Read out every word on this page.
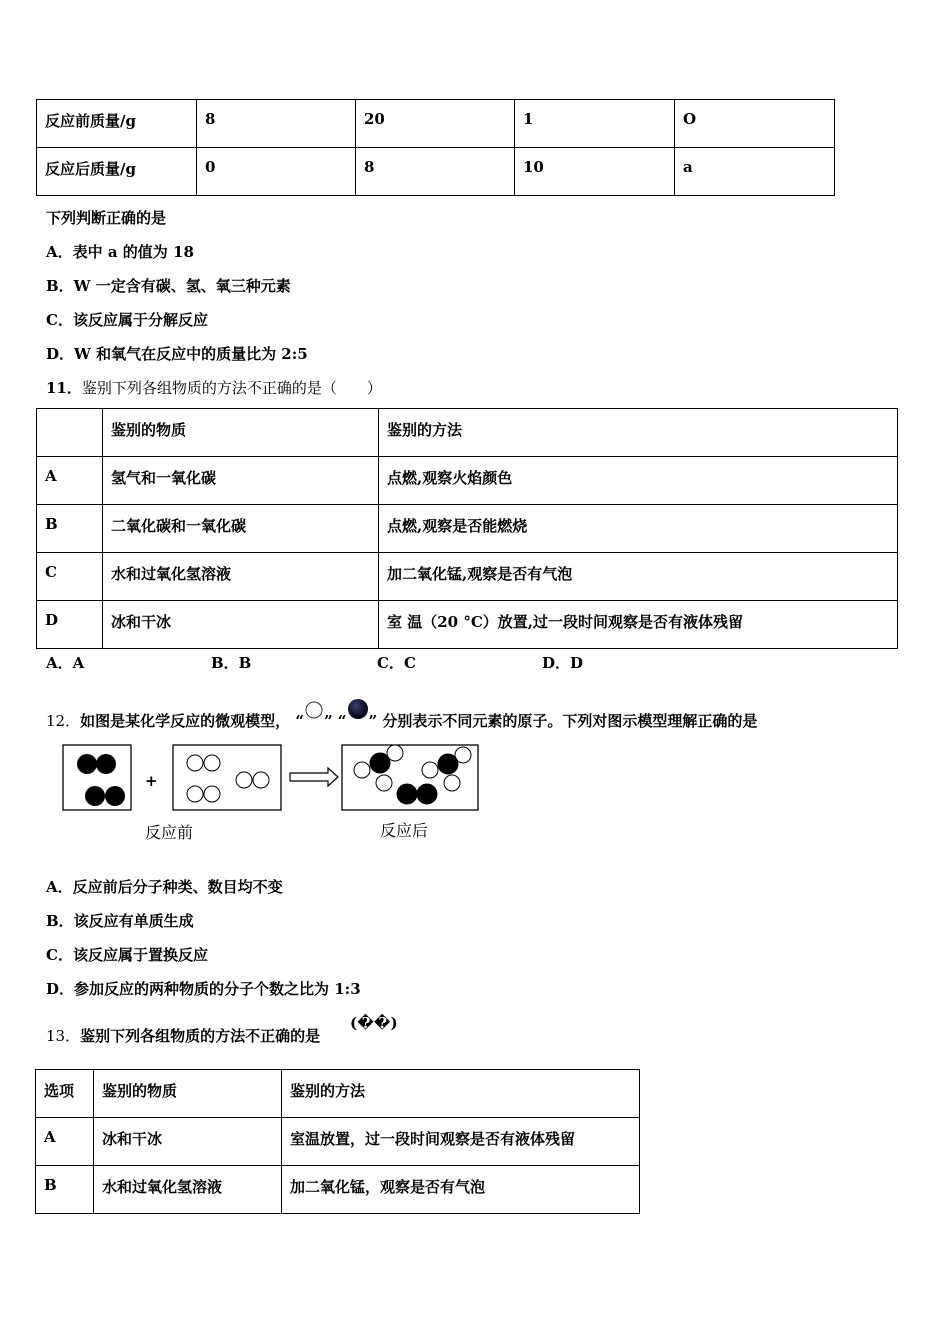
反应前质量/g	8	20	1	O
反应后质量/g	0	8	10	a
下列判断正确的是
A．表中 a 的值为 18
B．W 一定含有碳、氢、氧三种元素
C．该反应属于分解反应
D．W 和氧气在反应中的质量比为 2:5
11．鉴别下列各组物质的方法不正确的是（　　）
	鉴别的物质	鉴别的方法
A	氢气和一氧化碳	点燃,观察火焰颜色
B	二氧化碳和一氧化碳	点燃,观察是否能燃烧
C	水和过氧化氢溶液	加二氧化锰,观察是否有气泡
D	冰和干冰	室 温（20 °C）放置,过一段时间观察是否有液体残留
A．A	B．B	C．C	D．D
12．如图是某化学反应的微观模型， “ ” “ ” 分别表示不同元素的原子。下列对图示模型理解正确的是
+
反应前	反应后
A．反应前后分子种类、数目均不变
B．该反应有单质生成
C．该反应属于置换反应
D．参加反应的两种物质的分子个数之比为 1:3
13．鉴别下列各组物质的方法不正确的是
(��)
选项	鉴别的物质	鉴别的方法
A	冰和干冰	室温放置，过一段时间观察是否有液体残留
B	水和过氧化氢溶液	加二氧化锰，观察是否有气泡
══════════
> [SHORT TASK]:
Using the material above, gather every line that includes "过一段时间观察是否有液体残留".

> [SOLUTION TO THE EXERCISE]:
D	冰和干冰	室 温（20 °C）放置,过一段时间观察是否有液体残留
A	冰和干冰	室温放置，过一段时间观察是否有液体残留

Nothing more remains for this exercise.